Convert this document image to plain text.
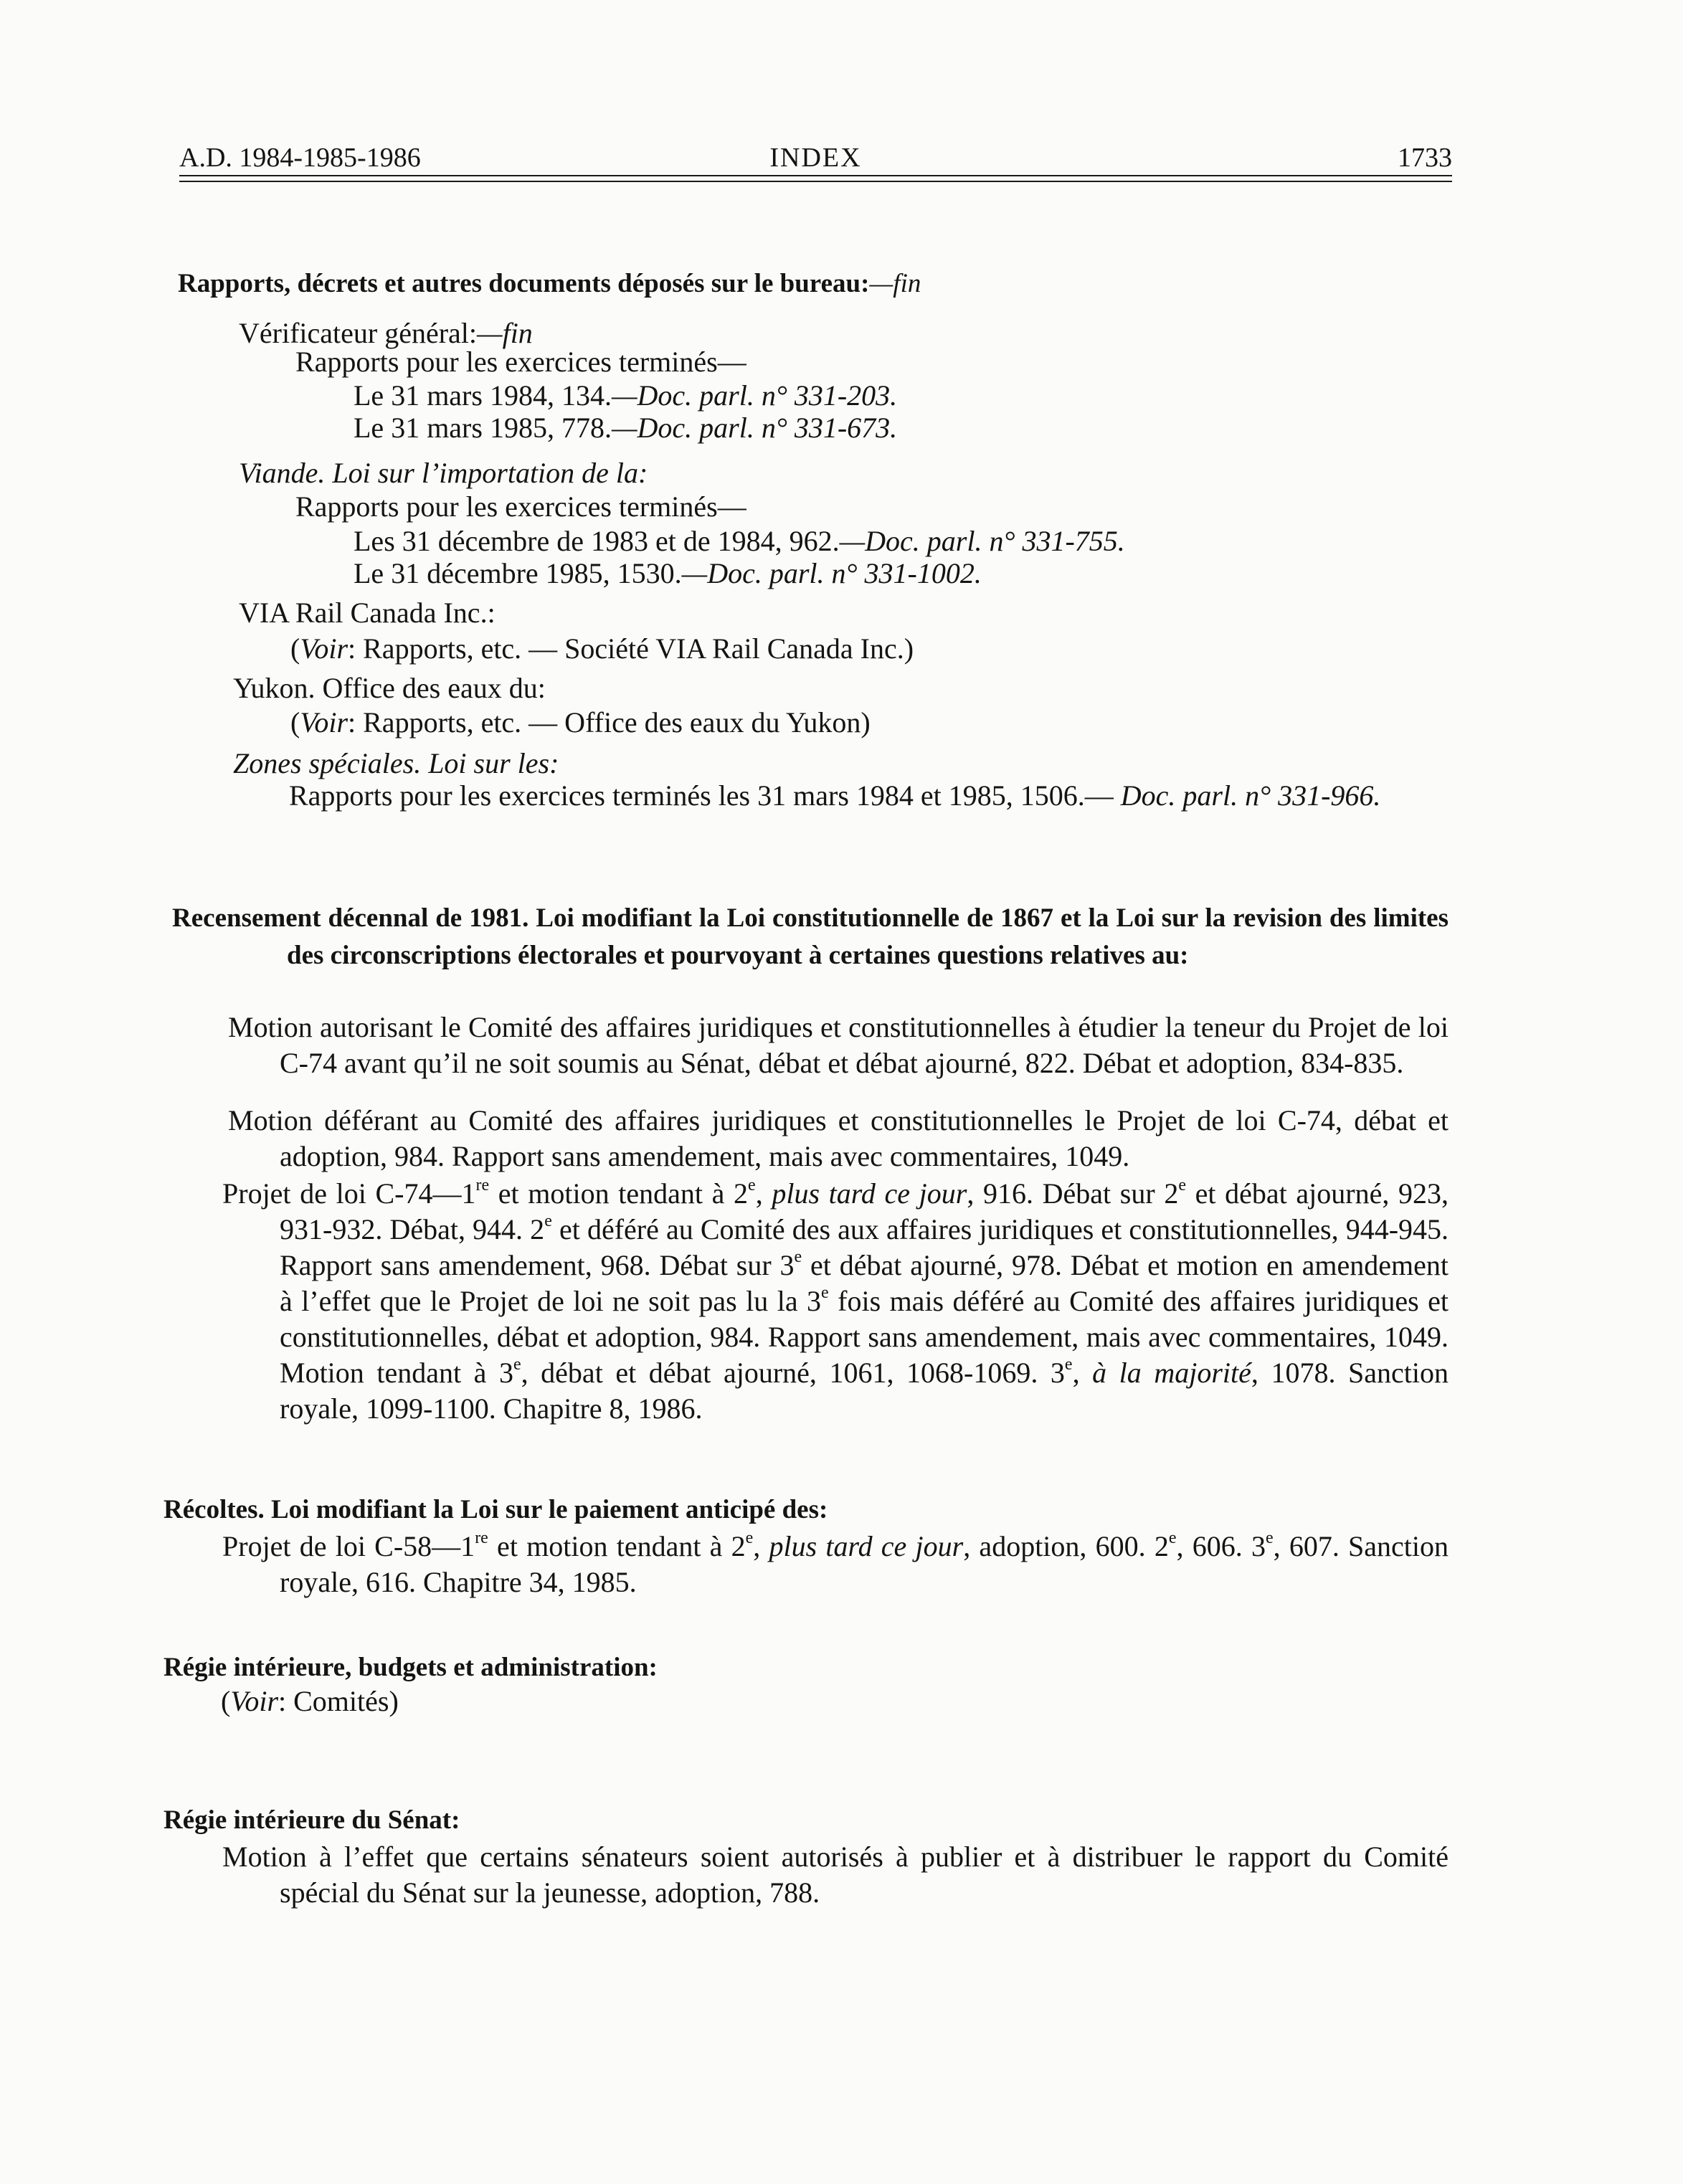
A.D. 1984-1985-1986	INDEX	1733
Rapports, décrets et autres documents déposés sur le bureau:—fin
Vérificateur général:—fin
Rapports pour les exercices terminés—
Le 31 mars 1984, 134.—Doc. parl. n° 331-203.
Le 31 mars 1985, 778.—Doc. parl. n° 331-673.
Viande. Loi sur l’importation de la:
Rapports pour les exercices terminés—
Les 31 décembre de 1983 et de 1984, 962.—Doc. parl. n° 331-755.
Le 31 décembre 1985, 1530.—Doc. parl. n° 331-1002.
VIA Rail Canada Inc.:
(Voir: Rapports, etc. — Société VIA Rail Canada Inc.)
Yukon. Office des eaux du:
(Voir: Rapports, etc. — Office des eaux du Yukon)
Zones spéciales. Loi sur les:
Rapports pour les exercices terminés les 31 mars 1984 et 1985, 1506.— Doc. parl. n° 331-966.
Recensement décennal de 1981. Loi modifiant la Loi constitutionnelle de 1867 et la Loi sur la revision des limites des circonscriptions électorales et pourvoyant à certaines questions relatives au:
Motion autorisant le Comité des affaires juridiques et constitutionnelles à étudier la teneur du Projet de loi C-74 avant qu’il ne soit soumis au Sénat, débat et débat ajourné, 822. Débat et adoption, 834-835.
Motion déférant au Comité des affaires juridiques et constitutionnelles le Projet de loi C-74, débat et adoption, 984. Rapport sans amendement, mais avec commentaires, 1049.
Projet de loi C-74—1re et motion tendant à 2e, plus tard ce jour, 916. Débat sur 2e et débat ajourné, 923, 931-932. Débat, 944. 2e et déféré au Comité des aux affaires juridiques et constitutionnelles, 944-945. Rapport sans amendement, 968. Débat sur 3e et débat ajourné, 978. Débat et motion en amendement à l’effet que le Projet de loi ne soit pas lu la 3e fois mais déféré au Comité des affaires juridiques et constitutionnelles, débat et adoption, 984. Rapport sans amendement, mais avec commentaires, 1049. Motion tendant à 3e, débat et débat ajourné, 1061, 1068-1069. 3e, à la majorité, 1078. Sanction royale, 1099-1100. Chapitre 8, 1986.
Récoltes. Loi modifiant la Loi sur le paiement anticipé des:
Projet de loi C-58—1re et motion tendant à 2e, plus tard ce jour, adoption, 600. 2e, 606. 3e, 607. Sanction royale, 616. Chapitre 34, 1985.
Régie intérieure, budgets et administration:
(Voir: Comités)
Régie intérieure du Sénat:
Motion à l’effet que certains sénateurs soient autorisés à publier et à distribuer le rapport du Comité spécial du Sénat sur la jeunesse, adoption, 788.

GOAL
Repeat everything in the records precisely. Images are excluded from the copy.

THE RESULT
Convert this document image to plain text.
A.D. 1984-1985-1986	INDEX	1733
Rapports, décrets et autres documents déposés sur le bureau:—fin
Vérificateur général:—fin
Rapports pour les exercices terminés—
Le 31 mars 1984, 134.—Doc. parl. n° 331-203.
Le 31 mars 1985, 778.—Doc. parl. n° 331-673.
Viande. Loi sur l’importation de la:
Rapports pour les exercices terminés—
Les 31 décembre de 1983 et de 1984, 962.—Doc. parl. n° 331-755.
Le 31 décembre 1985, 1530.—Doc. parl. n° 331-1002.
VIA Rail Canada Inc.:
(Voir: Rapports, etc. — Société VIA Rail Canada Inc.)
Yukon. Office des eaux du:
(Voir: Rapports, etc. — Office des eaux du Yukon)
Zones spéciales. Loi sur les:
Rapports pour les exercices terminés les 31 mars 1984 et 1985, 1506.— Doc. parl. n° 331-966.
Recensement décennal de 1981. Loi modifiant la Loi constitutionnelle de 1867 et la Loi sur la revision des limites des circonscriptions électorales et pourvoyant à certaines questions relatives au:
Motion autorisant le Comité des affaires juridiques et constitutionnelles à étudier la teneur du Projet de loi C-74 avant qu’il ne soit soumis au Sénat, débat et débat ajourné, 822. Débat et adoption, 834-835.
Motion déférant au Comité des affaires juridiques et constitutionnelles le Projet de loi C-74, débat et adoption, 984. Rapport sans amendement, mais avec commentaires, 1049.
Projet de loi C-74—1re et motion tendant à 2e, plus tard ce jour, 916. Débat sur 2e et débat ajourné, 923, 931-932. Débat, 944. 2e et déféré au Comité des aux affaires juridiques et constitutionnelles, 944-945. Rapport sans amendement, 968. Débat sur 3e et débat ajourné, 978. Débat et motion en amendement à l’effet que le Projet de loi ne soit pas lu la 3e fois mais déféré au Comité des affaires juridiques et constitutionnelles, débat et adoption, 984. Rapport sans amendement, mais avec commentaires, 1049. Motion tendant à 3e, débat et débat ajourné, 1061, 1068-1069. 3e, à la majorité, 1078. Sanction royale, 1099-1100. Chapitre 8, 1986.
Récoltes. Loi modifiant la Loi sur le paiement anticipé des:
Projet de loi C-58—1re et motion tendant à 2e, plus tard ce jour, adoption, 600. 2e, 606. 3e, 607. Sanction royale, 616. Chapitre 34, 1985.
Régie intérieure, budgets et administration:
(Voir: Comités)
Régie intérieure du Sénat:
Motion à l’effet que certains sénateurs soient autorisés à publier et à distribuer le rapport du Comité spécial du Sénat sur la jeunesse, adoption, 788.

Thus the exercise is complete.